start

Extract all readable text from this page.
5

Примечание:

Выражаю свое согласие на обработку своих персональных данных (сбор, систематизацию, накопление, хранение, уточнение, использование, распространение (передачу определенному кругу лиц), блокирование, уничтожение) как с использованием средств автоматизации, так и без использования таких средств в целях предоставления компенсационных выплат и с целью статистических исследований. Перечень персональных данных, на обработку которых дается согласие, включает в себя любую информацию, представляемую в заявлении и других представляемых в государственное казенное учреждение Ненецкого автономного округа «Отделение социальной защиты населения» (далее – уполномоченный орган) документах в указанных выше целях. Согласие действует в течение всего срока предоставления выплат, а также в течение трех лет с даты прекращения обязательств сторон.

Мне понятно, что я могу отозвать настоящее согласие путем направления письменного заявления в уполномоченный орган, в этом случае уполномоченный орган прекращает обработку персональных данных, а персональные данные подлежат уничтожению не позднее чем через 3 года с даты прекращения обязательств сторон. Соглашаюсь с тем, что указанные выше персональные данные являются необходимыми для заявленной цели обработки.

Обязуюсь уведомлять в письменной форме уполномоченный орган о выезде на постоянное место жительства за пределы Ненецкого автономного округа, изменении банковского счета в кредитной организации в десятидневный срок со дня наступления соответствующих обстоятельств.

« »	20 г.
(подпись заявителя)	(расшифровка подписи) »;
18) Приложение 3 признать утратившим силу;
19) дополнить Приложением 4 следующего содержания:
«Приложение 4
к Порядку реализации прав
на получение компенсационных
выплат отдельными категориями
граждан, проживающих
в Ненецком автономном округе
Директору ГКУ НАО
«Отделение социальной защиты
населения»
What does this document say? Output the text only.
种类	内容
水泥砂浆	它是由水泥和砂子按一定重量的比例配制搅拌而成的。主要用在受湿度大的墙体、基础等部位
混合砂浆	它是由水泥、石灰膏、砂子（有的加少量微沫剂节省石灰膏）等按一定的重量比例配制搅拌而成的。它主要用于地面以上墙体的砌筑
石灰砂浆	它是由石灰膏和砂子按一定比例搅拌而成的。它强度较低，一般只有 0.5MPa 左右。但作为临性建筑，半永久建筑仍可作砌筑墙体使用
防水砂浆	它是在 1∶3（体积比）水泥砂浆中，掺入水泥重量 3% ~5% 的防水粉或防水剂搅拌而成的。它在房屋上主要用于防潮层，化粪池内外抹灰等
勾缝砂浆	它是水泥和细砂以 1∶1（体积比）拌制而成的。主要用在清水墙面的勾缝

end

— The request —
Transcribe the entire listing above precisely.

— Reply to the exercise —
Extract all readable text from this page.
5

Примечание:

Выражаю свое согласие на обработку своих персональных данных (сбор, систематизацию, накопление, хранение, уточнение, использование, распространение (передачу определенному кругу лиц), блокирование, уничтожение) как с использованием средств автоматизации, так и без использования таких средств в целях предоставления компенсационных выплат и с целью статистических исследований. Перечень персональных данных, на обработку которых дается согласие, включает в себя любую информацию, представляемую в заявлении и других представляемых в государственное казенное учреждение Ненецкого автономного округа «Отделение социальной защиты населения» (далее – уполномоченный орган) документах в указанных выше целях. Согласие действует в течение всего срока предоставления выплат, а также в течение трех лет с даты прекращения обязательств сторон.

Мне понятно, что я могу отозвать настоящее согласие путем направления письменного заявления в уполномоченный орган, в этом случае уполномоченный орган прекращает обработку персональных данных, а персональные данные подлежат уничтожению не позднее чем через 3 года с даты прекращения обязательств сторон. Соглашаюсь с тем, что указанные выше персональные данные являются необходимыми для заявленной цели обработки.

Обязуюсь уведомлять в письменной форме уполномоченный орган о выезде на постоянное место жительства за пределы Ненецкого автономного округа, изменении банковского счета в кредитной организации в десятидневный срок со дня наступления соответствующих обстоятельств.

« »	20 г.
(подпись заявителя)	(расшифровка подписи) »;
18) Приложение 3 признать утратившим силу;
19) дополнить Приложением 4 следующего содержания:
«Приложение 4
к Порядку реализации прав
на получение компенсационных
выплат отдельными категориями
граждан, проживающих
в Ненецком автономном округе
Директору ГКУ НАО
«Отделение социальной защиты
населения»
What does this document say? Output the text only.
种类	内容
水泥砂浆	它是由水泥和砂子按一定重量的比例配制搅拌而成的。主要用在受湿度大的墙体、基础等部位
混合砂浆	它是由水泥、石灰膏、砂子（有的加少量微沫剂节省石灰膏）等按一定的重量比例配制搅拌而成的。它主要用于地面以上墙体的砌筑
石灰砂浆	它是由石灰膏和砂子按一定比例搅拌而成的。它强度较低，一般只有 0.5MPa 左右。但作为临性建筑，半永久建筑仍可作砌筑墙体使用
防水砂浆	它是在 1∶3（体积比）水泥砂浆中，掺入水泥重量 3% ~5% 的防水粉或防水剂搅拌而成的。它在房屋上主要用于防潮层，化粪池内外抹灰等
勾缝砂浆	它是水泥和细砂以 1∶1（体积比）拌制而成的。主要用在清水墙面的勾缝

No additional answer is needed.